Element region listings

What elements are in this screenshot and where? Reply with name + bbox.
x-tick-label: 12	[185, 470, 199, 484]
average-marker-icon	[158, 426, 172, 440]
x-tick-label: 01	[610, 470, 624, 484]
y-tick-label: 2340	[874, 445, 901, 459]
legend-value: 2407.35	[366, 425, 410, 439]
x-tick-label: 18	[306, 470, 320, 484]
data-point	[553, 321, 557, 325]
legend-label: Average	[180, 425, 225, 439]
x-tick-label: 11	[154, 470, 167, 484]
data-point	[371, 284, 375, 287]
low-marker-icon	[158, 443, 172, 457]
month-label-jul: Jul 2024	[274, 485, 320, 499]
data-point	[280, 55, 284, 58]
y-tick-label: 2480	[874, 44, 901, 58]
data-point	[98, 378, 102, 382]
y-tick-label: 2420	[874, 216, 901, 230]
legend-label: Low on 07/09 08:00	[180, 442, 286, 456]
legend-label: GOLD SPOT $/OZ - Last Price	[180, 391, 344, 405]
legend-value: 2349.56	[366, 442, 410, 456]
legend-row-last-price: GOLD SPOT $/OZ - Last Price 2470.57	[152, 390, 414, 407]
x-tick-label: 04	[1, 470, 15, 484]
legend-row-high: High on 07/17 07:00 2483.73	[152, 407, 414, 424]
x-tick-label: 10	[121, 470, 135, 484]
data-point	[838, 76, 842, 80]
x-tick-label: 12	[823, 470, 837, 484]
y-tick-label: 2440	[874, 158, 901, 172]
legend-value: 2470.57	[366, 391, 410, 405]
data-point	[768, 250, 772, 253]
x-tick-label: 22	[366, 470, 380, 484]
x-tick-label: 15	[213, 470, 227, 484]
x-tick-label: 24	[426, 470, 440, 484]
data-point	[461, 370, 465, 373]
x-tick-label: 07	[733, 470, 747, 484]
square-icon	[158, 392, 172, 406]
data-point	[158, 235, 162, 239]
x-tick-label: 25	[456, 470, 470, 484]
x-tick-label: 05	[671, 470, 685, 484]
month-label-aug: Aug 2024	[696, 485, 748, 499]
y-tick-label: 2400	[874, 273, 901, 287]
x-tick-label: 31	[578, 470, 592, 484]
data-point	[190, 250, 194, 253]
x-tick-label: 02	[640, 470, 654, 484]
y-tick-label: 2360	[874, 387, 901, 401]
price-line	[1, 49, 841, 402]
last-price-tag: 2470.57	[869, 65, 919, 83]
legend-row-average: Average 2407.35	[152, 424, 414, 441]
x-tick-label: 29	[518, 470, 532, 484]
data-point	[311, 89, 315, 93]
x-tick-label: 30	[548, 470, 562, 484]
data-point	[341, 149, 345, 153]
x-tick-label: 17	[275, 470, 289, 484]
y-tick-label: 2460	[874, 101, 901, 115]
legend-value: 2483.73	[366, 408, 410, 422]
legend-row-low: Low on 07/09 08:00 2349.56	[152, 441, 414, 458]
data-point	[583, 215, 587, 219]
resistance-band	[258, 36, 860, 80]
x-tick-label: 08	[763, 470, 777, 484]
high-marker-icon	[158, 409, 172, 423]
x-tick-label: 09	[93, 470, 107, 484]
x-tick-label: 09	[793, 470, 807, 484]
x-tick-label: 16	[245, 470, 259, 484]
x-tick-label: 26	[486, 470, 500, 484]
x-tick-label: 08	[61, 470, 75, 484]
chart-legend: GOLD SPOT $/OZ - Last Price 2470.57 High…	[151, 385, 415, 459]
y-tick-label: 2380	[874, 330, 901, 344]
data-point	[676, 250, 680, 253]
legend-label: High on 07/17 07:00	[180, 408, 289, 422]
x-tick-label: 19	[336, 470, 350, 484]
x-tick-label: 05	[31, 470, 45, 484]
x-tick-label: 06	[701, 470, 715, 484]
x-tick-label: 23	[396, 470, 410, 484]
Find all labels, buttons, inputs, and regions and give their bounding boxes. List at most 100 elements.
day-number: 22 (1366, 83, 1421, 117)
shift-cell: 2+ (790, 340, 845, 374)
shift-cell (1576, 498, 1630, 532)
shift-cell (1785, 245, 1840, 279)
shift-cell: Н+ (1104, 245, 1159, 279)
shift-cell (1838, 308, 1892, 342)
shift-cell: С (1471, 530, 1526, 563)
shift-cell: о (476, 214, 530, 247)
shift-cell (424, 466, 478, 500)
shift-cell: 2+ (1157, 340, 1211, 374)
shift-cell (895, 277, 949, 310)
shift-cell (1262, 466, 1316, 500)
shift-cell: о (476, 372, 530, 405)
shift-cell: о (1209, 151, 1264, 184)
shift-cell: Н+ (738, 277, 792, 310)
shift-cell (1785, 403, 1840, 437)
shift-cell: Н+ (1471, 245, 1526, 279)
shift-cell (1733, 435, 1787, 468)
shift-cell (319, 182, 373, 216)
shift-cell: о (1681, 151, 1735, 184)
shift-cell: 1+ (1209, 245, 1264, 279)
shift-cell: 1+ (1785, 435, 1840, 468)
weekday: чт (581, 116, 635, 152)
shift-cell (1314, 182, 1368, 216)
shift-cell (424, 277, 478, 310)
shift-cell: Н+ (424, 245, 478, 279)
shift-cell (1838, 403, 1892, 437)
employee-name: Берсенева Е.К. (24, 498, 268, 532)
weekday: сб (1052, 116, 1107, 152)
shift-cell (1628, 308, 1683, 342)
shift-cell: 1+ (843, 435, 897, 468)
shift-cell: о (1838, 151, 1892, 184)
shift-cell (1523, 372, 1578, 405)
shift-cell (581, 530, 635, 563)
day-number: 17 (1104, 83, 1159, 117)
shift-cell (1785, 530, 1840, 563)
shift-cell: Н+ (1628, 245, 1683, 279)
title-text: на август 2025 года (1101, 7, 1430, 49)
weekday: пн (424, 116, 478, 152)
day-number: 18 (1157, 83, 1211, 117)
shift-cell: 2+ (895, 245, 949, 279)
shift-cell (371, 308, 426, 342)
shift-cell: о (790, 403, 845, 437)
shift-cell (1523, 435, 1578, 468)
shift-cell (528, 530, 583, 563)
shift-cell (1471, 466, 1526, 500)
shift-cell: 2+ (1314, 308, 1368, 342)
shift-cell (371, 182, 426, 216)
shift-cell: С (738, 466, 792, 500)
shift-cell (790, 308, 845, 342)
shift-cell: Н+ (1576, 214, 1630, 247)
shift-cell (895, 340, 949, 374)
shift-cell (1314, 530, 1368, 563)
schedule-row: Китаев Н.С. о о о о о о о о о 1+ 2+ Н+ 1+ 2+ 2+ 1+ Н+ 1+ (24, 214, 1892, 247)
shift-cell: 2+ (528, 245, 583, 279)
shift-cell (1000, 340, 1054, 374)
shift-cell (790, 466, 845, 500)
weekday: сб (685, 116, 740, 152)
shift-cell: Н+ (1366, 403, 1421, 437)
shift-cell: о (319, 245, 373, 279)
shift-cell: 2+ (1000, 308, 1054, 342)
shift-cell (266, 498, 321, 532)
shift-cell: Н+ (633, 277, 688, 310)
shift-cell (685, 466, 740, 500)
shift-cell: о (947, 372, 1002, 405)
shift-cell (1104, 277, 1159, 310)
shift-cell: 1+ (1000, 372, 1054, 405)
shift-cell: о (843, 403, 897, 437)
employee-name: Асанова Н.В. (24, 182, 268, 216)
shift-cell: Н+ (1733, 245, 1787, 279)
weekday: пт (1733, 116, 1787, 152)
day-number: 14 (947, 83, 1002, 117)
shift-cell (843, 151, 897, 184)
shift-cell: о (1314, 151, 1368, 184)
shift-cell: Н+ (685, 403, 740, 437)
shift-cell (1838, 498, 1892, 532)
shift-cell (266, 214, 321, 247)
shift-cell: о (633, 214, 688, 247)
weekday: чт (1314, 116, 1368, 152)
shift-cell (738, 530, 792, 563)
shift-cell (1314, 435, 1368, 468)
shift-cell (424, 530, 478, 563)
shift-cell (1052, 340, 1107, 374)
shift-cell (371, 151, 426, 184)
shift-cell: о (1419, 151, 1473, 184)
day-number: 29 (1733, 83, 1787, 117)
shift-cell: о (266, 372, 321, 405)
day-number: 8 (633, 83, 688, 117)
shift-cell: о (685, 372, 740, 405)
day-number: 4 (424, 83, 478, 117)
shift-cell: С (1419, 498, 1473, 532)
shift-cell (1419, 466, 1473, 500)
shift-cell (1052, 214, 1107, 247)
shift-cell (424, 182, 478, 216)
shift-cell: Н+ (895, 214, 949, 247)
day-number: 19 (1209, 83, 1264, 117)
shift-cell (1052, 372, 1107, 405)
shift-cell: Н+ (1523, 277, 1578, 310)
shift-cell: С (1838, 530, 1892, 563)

■ WHAT YOU NEED TO DO:
Update the rows from the start of the rows through the line that holds "321, 557, 325]", inclusive, so that "x-tick-label" becomes "x-axis-label" and nothing else changes.

■ EXERCISE ANSWER:
What elements are in this screenshot and where? Reply with name + bbox.
x-axis-label: 12	[185, 470, 199, 484]
average-marker-icon	[158, 426, 172, 440]
x-axis-label: 01	[610, 470, 624, 484]
y-tick-label: 2340	[874, 445, 901, 459]
legend-value: 2407.35	[366, 425, 410, 439]
x-axis-label: 18	[306, 470, 320, 484]
data-point	[553, 321, 557, 325]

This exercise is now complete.